Stated goal
In the material below, identify each line bearing the word "JSON". Reproduce those lines.

Data records
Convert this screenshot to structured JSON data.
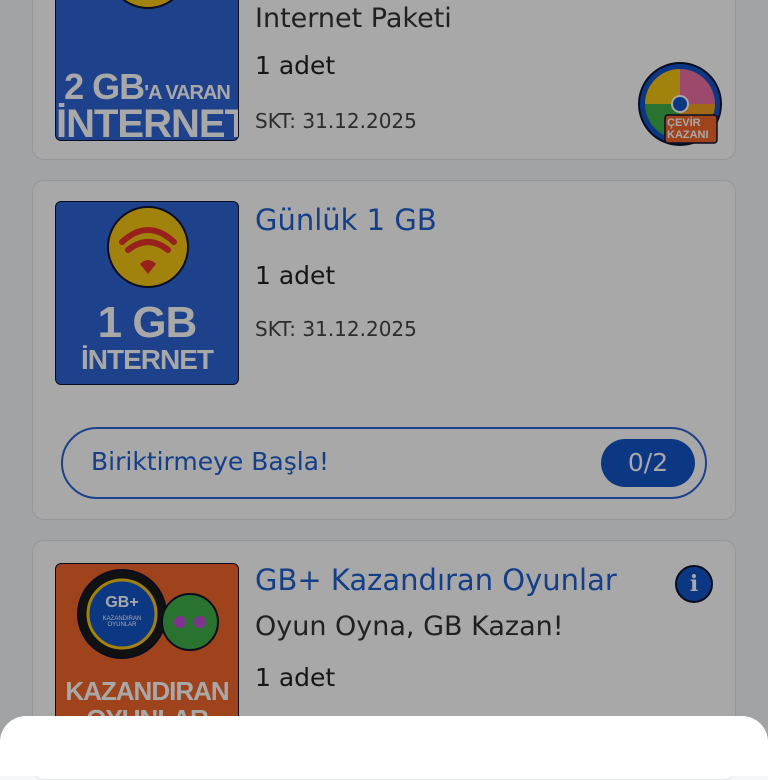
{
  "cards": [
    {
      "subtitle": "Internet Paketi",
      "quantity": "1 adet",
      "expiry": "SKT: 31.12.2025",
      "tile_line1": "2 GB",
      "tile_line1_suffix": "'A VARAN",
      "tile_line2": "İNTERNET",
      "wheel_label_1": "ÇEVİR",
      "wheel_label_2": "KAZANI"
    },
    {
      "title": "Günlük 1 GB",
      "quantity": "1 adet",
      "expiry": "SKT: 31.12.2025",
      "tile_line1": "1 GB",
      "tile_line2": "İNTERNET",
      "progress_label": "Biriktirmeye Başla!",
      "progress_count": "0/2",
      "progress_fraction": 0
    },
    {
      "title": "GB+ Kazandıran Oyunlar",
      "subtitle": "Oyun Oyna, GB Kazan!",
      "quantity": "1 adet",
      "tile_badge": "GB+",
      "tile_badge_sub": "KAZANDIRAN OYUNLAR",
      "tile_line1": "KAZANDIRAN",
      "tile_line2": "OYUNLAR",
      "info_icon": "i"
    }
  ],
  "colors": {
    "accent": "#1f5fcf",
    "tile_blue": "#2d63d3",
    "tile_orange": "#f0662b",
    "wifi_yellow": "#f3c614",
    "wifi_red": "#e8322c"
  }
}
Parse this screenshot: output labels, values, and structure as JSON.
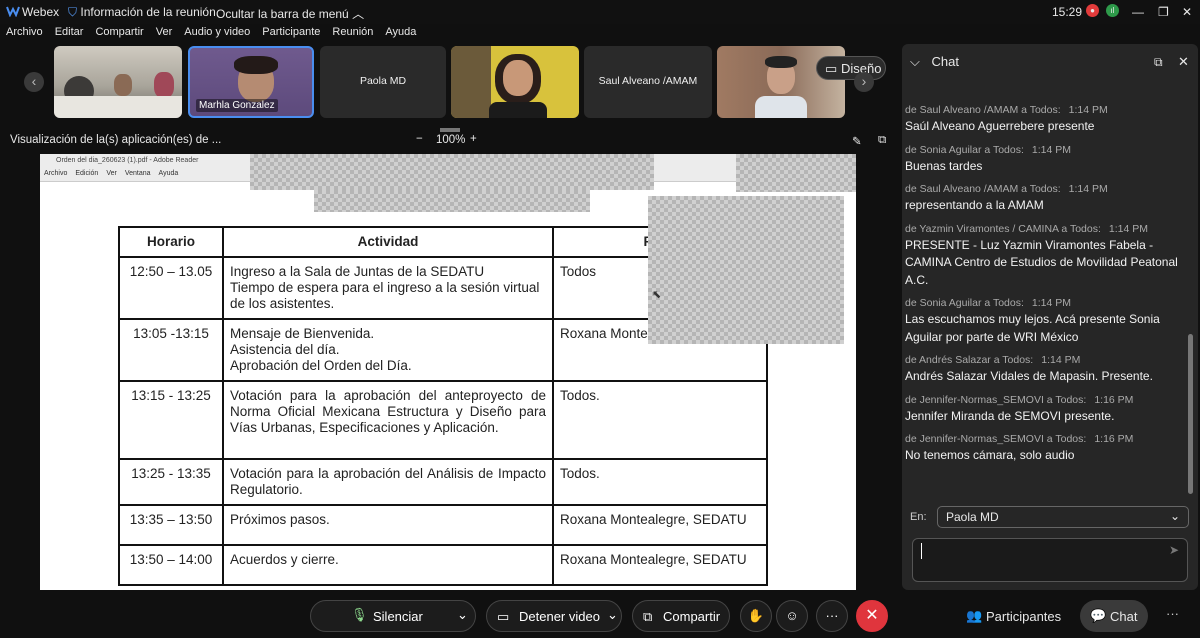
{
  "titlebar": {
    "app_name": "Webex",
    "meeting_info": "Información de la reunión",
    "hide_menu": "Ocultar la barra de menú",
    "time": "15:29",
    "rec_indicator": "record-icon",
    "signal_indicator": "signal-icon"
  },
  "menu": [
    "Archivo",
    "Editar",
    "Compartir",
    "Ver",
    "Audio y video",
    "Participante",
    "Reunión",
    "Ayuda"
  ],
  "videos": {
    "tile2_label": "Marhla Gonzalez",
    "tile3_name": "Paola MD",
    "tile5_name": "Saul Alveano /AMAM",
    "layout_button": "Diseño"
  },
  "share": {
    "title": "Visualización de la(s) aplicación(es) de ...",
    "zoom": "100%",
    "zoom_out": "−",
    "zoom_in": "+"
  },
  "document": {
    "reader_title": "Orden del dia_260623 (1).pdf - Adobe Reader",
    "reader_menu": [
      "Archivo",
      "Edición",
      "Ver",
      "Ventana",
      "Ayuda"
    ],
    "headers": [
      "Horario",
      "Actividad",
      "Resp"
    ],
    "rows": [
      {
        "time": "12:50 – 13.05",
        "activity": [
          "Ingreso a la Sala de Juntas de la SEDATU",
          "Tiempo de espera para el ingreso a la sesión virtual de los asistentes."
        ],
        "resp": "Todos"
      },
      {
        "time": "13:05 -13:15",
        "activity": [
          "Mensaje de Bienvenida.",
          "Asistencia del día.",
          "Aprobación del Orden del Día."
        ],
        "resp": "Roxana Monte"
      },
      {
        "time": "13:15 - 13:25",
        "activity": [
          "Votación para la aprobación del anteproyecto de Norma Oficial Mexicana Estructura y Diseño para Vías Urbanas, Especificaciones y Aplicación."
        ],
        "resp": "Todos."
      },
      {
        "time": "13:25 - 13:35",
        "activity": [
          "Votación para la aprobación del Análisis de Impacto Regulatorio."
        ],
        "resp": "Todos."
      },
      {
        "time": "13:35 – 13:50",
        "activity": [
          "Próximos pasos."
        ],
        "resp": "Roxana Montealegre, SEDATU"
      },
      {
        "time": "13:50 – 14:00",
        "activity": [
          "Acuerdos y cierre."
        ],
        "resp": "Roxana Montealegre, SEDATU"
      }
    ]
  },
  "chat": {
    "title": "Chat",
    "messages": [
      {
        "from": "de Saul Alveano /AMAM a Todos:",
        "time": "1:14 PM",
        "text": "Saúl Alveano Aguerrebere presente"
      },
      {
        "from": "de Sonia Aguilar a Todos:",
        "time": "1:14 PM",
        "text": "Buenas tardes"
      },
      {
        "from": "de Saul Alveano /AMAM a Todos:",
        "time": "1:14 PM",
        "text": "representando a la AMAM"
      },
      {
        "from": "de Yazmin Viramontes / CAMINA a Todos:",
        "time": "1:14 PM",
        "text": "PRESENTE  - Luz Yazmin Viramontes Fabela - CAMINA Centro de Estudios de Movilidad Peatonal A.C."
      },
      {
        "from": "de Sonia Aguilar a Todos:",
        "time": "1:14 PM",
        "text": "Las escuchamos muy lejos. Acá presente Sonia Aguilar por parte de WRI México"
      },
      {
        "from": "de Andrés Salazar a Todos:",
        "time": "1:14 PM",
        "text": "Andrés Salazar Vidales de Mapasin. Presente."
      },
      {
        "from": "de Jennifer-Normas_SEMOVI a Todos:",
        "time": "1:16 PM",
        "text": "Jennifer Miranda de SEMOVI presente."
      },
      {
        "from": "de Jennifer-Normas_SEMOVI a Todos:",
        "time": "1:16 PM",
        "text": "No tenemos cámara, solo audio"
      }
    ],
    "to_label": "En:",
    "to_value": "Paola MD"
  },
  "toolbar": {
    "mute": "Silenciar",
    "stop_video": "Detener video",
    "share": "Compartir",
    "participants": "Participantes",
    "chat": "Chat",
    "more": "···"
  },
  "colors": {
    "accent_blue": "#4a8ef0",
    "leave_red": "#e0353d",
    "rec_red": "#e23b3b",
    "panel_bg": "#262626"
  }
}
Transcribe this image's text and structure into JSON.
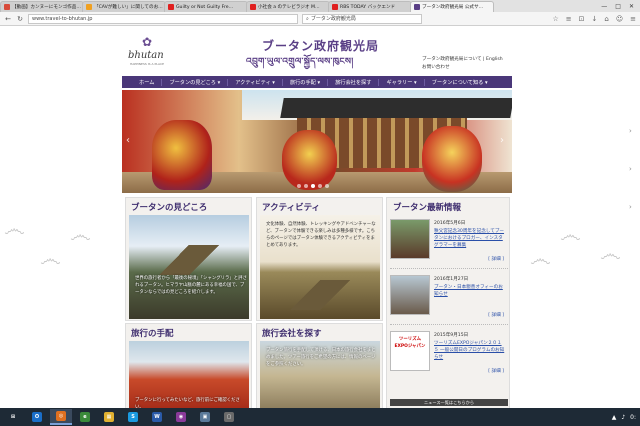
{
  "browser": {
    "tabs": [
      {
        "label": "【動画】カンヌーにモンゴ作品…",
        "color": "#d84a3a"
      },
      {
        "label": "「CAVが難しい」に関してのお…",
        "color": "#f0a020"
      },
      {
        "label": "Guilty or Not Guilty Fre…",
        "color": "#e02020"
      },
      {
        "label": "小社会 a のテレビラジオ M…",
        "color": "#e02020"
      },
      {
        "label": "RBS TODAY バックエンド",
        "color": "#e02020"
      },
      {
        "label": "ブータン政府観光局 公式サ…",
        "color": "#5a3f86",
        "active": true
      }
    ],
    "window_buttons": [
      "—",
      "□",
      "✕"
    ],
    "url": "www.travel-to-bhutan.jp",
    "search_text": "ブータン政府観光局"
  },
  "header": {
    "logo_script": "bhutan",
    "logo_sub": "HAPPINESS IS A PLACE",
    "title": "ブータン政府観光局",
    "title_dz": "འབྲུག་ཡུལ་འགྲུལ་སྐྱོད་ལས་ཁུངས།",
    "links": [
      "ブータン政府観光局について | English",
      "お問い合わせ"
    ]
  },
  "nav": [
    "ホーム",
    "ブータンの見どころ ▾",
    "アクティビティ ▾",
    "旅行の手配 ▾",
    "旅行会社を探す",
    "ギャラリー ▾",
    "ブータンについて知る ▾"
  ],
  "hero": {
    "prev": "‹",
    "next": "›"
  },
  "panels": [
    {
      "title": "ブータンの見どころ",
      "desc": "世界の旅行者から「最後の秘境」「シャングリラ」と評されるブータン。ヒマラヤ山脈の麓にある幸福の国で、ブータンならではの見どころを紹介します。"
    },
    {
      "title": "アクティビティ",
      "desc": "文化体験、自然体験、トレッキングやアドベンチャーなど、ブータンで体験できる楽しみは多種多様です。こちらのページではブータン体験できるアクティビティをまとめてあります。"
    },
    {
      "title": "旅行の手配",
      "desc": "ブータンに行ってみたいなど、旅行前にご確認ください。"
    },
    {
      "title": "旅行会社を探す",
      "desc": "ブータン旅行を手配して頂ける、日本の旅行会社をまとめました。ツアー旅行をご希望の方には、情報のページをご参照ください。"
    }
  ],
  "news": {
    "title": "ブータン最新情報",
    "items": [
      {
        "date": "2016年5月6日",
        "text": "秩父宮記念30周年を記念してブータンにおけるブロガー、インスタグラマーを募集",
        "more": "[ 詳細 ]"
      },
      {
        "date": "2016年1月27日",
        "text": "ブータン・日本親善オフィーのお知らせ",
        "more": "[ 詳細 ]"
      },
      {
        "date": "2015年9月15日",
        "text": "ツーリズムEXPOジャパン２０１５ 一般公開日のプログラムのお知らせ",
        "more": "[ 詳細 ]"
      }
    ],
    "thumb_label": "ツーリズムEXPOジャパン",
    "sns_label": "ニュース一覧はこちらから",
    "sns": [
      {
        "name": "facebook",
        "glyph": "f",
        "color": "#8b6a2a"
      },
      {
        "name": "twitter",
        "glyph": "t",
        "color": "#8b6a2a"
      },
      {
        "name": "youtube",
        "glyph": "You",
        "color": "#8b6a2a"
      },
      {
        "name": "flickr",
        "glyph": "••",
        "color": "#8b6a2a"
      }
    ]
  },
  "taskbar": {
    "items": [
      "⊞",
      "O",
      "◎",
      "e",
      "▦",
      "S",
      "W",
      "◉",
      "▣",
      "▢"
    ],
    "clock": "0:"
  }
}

...

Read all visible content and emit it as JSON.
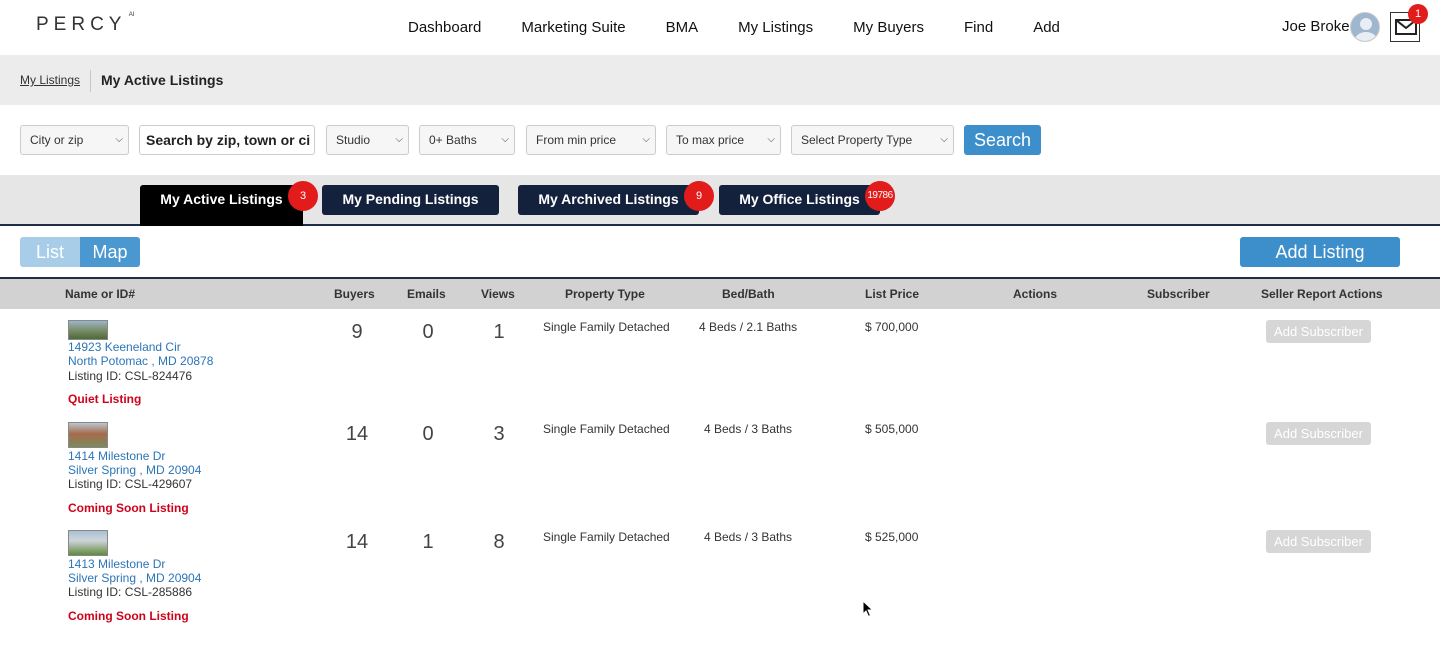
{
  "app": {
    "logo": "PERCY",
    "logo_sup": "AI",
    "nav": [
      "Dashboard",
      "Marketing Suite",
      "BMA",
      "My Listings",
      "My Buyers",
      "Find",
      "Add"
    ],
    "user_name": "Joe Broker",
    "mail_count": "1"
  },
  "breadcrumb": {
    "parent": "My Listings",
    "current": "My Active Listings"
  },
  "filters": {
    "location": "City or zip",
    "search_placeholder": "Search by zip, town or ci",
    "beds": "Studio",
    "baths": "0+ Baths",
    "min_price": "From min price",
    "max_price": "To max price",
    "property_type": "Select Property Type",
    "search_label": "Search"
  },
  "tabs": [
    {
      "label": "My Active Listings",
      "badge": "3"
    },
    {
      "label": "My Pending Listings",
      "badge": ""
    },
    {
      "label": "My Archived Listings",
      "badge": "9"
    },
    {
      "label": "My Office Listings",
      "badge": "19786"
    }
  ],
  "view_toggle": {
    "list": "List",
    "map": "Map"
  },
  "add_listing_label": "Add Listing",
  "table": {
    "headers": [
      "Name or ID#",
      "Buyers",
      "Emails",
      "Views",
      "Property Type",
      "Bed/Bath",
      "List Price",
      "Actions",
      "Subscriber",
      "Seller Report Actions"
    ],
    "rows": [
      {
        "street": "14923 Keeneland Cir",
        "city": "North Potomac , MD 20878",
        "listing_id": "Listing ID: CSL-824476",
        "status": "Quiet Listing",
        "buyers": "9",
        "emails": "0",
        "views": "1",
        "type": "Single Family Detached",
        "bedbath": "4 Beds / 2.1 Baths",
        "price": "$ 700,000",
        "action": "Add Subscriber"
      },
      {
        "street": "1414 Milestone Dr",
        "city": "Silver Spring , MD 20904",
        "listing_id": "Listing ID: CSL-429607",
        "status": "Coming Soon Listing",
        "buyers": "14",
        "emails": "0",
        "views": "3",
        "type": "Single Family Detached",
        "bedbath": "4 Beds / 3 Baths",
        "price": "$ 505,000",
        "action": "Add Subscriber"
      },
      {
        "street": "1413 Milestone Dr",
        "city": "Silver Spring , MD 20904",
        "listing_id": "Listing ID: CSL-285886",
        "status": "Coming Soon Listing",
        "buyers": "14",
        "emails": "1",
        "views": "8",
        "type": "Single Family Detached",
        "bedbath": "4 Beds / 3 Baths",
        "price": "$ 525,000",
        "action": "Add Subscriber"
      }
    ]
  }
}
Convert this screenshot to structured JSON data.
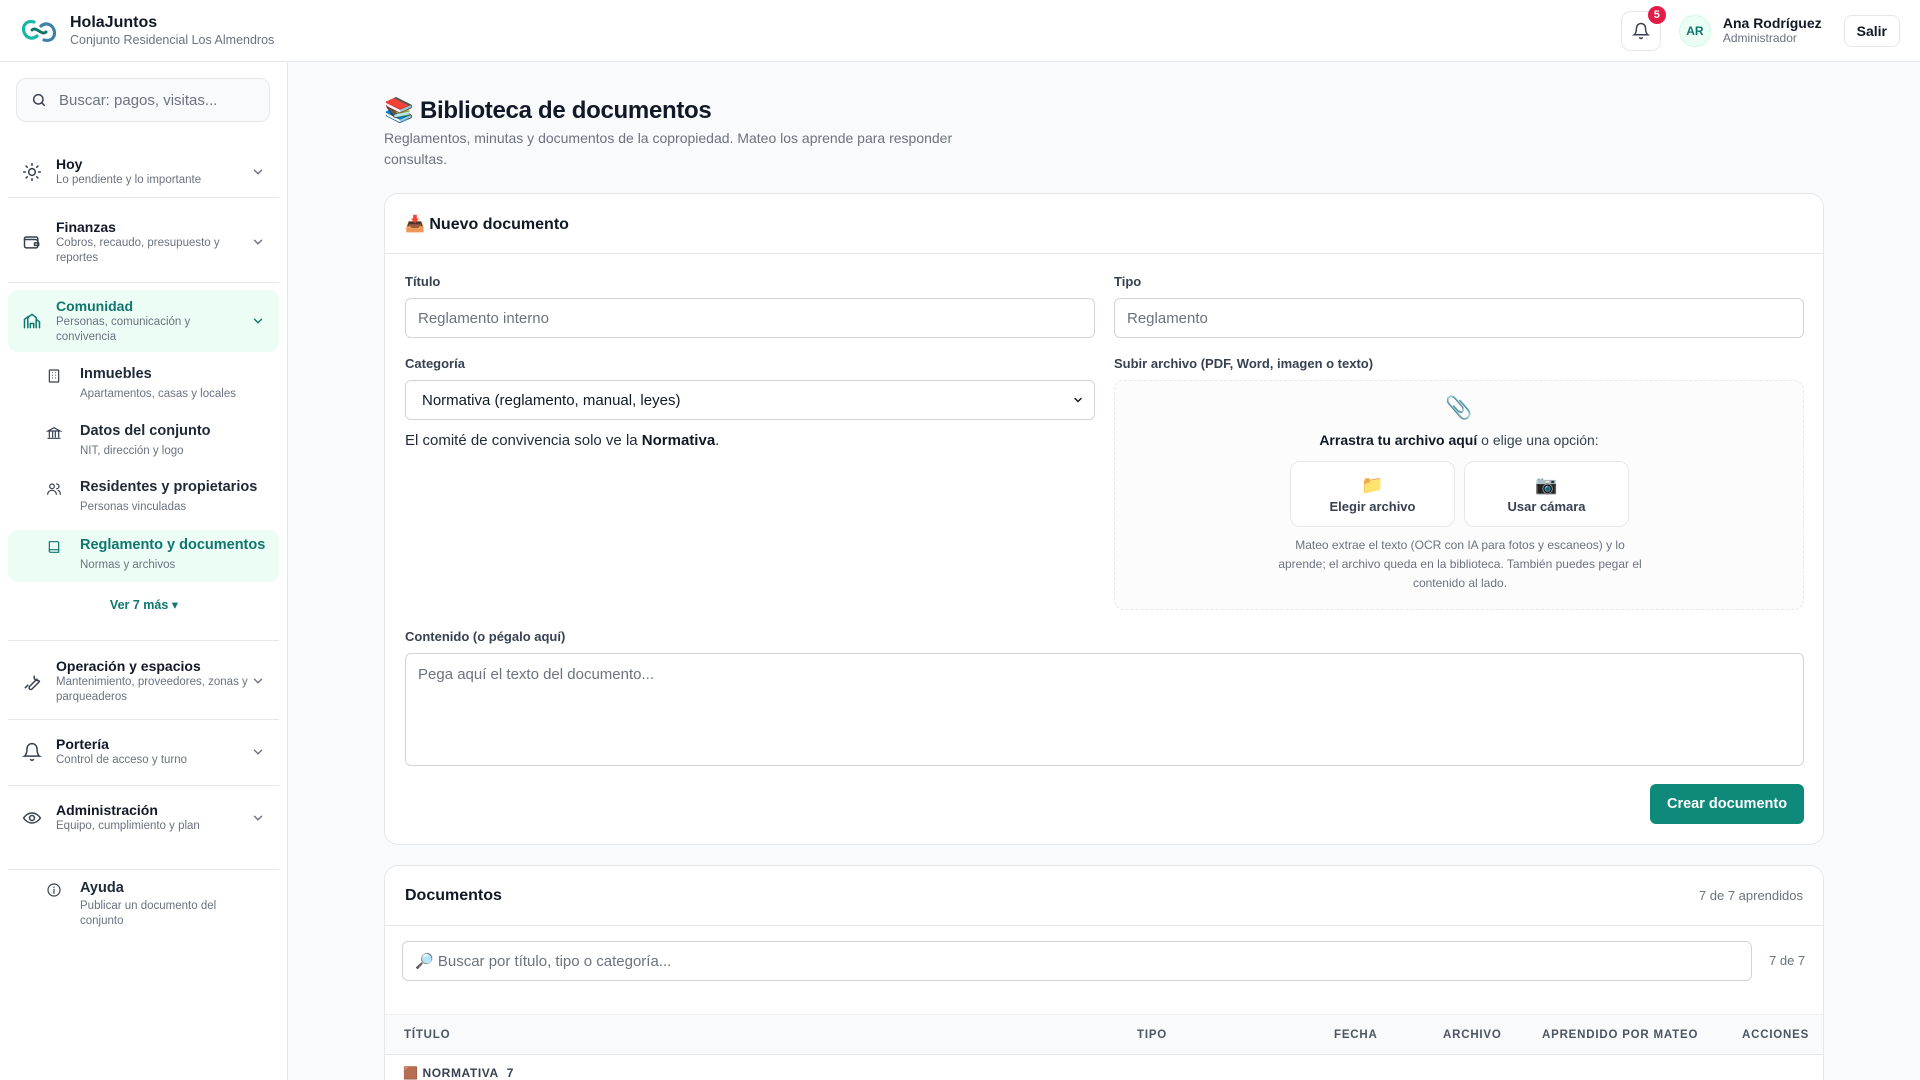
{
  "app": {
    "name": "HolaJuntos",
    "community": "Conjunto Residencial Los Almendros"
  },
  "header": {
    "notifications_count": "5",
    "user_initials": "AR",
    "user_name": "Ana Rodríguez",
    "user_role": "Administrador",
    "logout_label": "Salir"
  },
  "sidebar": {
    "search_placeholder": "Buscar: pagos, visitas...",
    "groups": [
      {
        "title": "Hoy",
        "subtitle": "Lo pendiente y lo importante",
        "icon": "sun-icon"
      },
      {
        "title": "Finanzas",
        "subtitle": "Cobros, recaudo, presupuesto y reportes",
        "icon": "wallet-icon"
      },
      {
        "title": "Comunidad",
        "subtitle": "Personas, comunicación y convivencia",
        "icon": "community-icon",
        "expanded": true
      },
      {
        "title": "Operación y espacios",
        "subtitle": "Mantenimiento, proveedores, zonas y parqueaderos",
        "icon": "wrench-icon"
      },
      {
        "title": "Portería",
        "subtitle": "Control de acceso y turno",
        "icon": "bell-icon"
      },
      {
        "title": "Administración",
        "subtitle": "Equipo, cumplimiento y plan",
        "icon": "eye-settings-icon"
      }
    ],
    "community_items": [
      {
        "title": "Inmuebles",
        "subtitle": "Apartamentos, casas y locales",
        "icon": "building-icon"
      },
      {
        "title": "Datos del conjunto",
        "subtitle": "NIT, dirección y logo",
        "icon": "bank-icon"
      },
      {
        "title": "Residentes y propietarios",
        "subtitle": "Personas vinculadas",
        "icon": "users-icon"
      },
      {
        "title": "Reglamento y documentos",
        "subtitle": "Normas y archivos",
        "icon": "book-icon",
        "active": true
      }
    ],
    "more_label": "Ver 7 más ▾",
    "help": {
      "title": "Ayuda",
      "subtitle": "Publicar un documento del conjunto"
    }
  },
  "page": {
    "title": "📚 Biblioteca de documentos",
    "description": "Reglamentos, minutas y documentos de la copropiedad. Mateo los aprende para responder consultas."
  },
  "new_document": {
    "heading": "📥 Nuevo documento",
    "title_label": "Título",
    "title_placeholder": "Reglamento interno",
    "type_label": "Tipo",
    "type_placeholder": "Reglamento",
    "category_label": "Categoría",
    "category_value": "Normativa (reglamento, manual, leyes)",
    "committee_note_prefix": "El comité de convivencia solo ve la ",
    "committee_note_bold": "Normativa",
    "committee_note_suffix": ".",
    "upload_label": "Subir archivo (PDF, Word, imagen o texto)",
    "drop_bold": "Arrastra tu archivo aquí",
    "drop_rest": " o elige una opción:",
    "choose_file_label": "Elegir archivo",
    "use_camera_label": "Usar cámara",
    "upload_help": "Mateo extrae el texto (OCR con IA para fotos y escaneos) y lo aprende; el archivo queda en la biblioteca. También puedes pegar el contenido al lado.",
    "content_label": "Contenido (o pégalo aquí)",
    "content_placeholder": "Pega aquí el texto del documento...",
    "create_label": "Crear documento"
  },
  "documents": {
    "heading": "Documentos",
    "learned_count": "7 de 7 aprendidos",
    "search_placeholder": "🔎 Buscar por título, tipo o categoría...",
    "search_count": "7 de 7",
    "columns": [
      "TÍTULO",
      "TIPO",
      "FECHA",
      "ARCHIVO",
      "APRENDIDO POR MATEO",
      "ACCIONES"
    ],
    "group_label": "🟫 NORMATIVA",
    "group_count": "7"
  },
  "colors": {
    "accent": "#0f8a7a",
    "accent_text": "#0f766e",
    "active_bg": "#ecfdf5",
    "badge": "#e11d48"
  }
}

Exercise result
Convert this screenshot to structured JSON data.
Parse this screenshot: output labels, values, and structure as JSON.
Transcribe this image's text and structure into JSON.
Read all visible content and emit it as JSON.
Convert this screenshot to structured JSON data.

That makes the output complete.